*** Task input ***
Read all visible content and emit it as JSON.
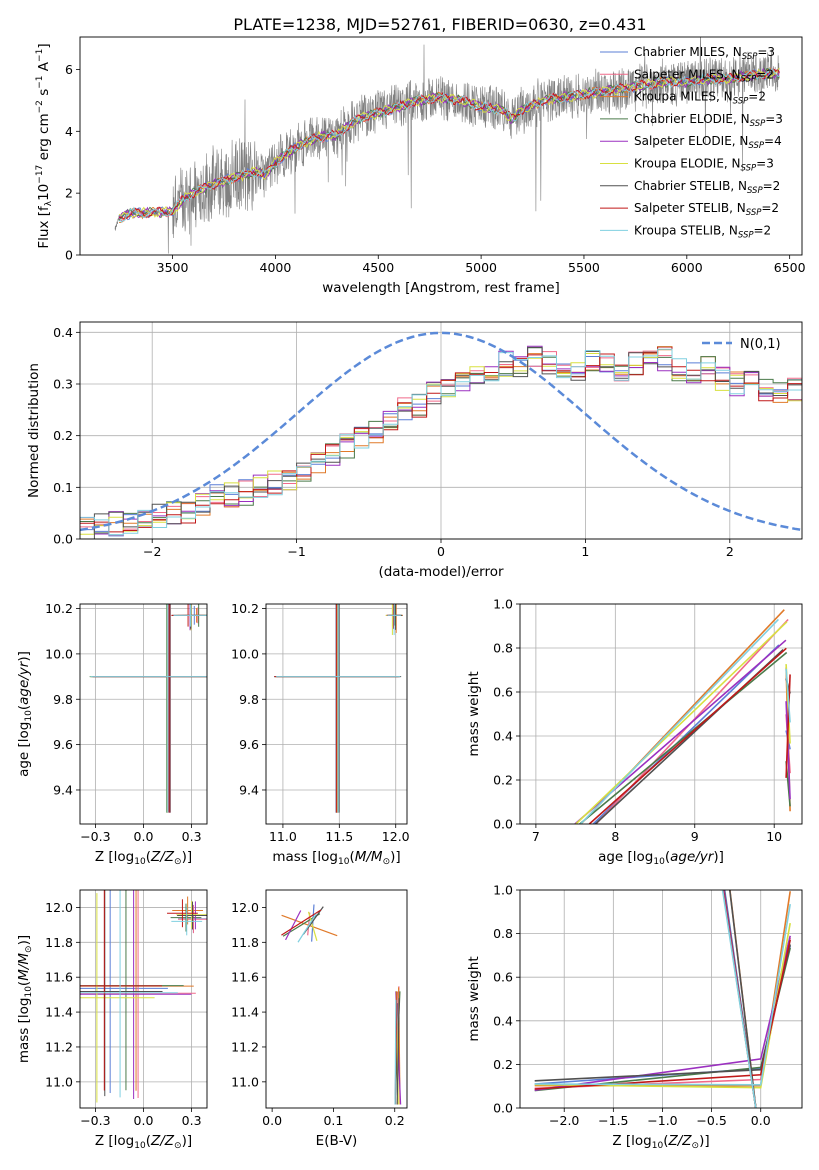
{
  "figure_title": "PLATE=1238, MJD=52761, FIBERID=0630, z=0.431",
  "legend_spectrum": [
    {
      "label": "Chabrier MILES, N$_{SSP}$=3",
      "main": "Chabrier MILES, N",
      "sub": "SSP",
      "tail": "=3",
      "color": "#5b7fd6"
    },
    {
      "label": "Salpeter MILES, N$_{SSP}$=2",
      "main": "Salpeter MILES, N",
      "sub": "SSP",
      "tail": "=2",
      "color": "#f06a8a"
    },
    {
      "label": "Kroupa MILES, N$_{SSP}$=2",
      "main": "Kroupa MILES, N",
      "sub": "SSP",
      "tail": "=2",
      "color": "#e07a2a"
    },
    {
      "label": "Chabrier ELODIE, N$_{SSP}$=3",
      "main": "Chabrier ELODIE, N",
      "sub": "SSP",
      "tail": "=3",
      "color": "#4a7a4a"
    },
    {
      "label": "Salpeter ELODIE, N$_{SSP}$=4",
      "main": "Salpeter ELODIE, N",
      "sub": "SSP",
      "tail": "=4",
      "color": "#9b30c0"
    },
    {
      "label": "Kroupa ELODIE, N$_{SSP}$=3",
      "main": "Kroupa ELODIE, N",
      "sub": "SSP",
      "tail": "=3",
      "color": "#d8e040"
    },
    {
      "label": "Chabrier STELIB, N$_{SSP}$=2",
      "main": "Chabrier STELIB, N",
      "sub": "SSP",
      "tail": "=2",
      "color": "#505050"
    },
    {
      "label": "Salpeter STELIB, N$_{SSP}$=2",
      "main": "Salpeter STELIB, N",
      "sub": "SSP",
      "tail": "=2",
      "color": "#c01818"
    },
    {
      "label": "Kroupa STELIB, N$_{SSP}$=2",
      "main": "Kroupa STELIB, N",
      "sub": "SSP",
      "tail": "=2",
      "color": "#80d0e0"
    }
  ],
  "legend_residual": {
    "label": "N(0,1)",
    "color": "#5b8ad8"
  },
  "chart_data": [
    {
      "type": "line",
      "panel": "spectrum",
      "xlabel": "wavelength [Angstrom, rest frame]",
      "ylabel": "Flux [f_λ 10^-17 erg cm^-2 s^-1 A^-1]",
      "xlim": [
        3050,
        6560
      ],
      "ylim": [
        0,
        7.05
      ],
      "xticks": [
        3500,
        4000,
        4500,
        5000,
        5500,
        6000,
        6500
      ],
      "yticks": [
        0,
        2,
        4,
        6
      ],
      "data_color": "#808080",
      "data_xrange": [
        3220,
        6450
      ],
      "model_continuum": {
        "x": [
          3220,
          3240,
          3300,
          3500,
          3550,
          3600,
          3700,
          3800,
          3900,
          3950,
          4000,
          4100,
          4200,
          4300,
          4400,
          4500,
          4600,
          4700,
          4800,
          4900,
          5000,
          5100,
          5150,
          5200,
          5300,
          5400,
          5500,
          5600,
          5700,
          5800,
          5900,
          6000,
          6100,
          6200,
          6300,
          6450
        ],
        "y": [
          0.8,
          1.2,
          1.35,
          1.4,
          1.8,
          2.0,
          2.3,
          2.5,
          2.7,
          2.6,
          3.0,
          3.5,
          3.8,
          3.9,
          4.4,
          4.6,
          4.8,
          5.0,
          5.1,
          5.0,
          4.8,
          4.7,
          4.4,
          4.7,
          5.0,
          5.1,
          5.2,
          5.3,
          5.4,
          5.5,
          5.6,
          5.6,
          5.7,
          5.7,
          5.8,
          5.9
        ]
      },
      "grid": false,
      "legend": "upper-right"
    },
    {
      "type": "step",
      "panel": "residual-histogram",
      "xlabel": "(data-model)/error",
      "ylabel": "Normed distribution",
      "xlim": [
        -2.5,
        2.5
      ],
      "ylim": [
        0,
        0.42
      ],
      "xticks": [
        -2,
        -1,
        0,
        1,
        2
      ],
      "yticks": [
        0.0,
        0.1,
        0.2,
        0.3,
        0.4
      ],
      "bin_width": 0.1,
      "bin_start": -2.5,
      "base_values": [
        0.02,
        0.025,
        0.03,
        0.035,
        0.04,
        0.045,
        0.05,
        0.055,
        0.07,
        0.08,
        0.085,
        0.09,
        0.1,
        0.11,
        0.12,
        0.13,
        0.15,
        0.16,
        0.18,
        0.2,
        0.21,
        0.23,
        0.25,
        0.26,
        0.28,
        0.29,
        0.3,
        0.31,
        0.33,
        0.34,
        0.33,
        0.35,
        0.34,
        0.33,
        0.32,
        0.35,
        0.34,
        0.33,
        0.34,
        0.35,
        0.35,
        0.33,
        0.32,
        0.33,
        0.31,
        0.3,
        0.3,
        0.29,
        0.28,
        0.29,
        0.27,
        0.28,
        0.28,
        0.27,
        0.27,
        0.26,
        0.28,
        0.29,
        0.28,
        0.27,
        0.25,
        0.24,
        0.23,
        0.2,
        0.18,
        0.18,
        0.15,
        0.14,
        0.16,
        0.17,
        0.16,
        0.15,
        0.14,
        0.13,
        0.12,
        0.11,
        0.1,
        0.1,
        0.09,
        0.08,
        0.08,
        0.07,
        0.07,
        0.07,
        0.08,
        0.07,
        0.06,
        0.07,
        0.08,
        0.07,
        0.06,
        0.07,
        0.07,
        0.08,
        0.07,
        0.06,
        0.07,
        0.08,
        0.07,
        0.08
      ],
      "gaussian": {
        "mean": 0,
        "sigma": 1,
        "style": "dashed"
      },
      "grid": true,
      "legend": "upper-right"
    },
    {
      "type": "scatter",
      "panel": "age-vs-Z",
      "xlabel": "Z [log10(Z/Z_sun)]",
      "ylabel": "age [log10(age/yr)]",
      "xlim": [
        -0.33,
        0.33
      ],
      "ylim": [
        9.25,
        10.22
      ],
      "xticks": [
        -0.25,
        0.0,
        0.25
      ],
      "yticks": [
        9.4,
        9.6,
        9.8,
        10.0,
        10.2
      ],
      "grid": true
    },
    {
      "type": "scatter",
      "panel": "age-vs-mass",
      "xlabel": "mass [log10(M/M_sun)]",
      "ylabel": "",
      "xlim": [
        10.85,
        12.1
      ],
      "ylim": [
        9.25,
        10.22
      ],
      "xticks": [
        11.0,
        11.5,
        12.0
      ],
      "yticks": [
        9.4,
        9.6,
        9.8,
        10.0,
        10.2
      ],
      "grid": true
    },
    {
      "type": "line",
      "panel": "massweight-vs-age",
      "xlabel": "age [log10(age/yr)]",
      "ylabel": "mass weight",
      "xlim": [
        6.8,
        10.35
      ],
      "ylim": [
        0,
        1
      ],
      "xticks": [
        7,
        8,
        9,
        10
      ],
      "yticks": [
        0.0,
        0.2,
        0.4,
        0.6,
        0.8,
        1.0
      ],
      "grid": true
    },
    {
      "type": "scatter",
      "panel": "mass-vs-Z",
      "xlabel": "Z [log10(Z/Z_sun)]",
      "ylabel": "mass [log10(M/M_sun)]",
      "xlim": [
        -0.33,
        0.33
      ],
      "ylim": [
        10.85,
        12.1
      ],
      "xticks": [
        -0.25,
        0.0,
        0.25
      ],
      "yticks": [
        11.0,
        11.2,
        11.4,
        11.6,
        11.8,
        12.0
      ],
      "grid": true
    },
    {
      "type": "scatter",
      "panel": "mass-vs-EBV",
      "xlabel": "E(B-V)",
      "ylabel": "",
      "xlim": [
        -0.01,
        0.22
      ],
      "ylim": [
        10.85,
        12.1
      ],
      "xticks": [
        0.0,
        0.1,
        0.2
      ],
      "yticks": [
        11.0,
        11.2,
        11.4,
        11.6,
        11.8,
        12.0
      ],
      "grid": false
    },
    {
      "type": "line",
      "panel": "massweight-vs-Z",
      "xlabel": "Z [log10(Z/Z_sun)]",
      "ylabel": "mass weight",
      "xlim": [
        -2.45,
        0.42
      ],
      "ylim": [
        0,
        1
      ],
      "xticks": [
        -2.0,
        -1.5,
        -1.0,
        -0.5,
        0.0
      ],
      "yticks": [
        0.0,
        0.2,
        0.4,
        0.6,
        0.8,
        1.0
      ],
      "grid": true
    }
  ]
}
***
• _Goal of the exercise_
Review the preceding data and report every line that includes the string "Chabrier".

• _Complete answer_
      "label": "Chabrier MILES, N$_{SSP}$=3",
      "main": "Chabrier MILES, N",
      "label": "Chabrier ELODIE, N$_{SSP}$=3",
      "main": "Chabrier ELODIE, N",
      "label": "Chabrier STELIB, N$_{SSP}$=2",
      "main": "Chabrier STELIB, N",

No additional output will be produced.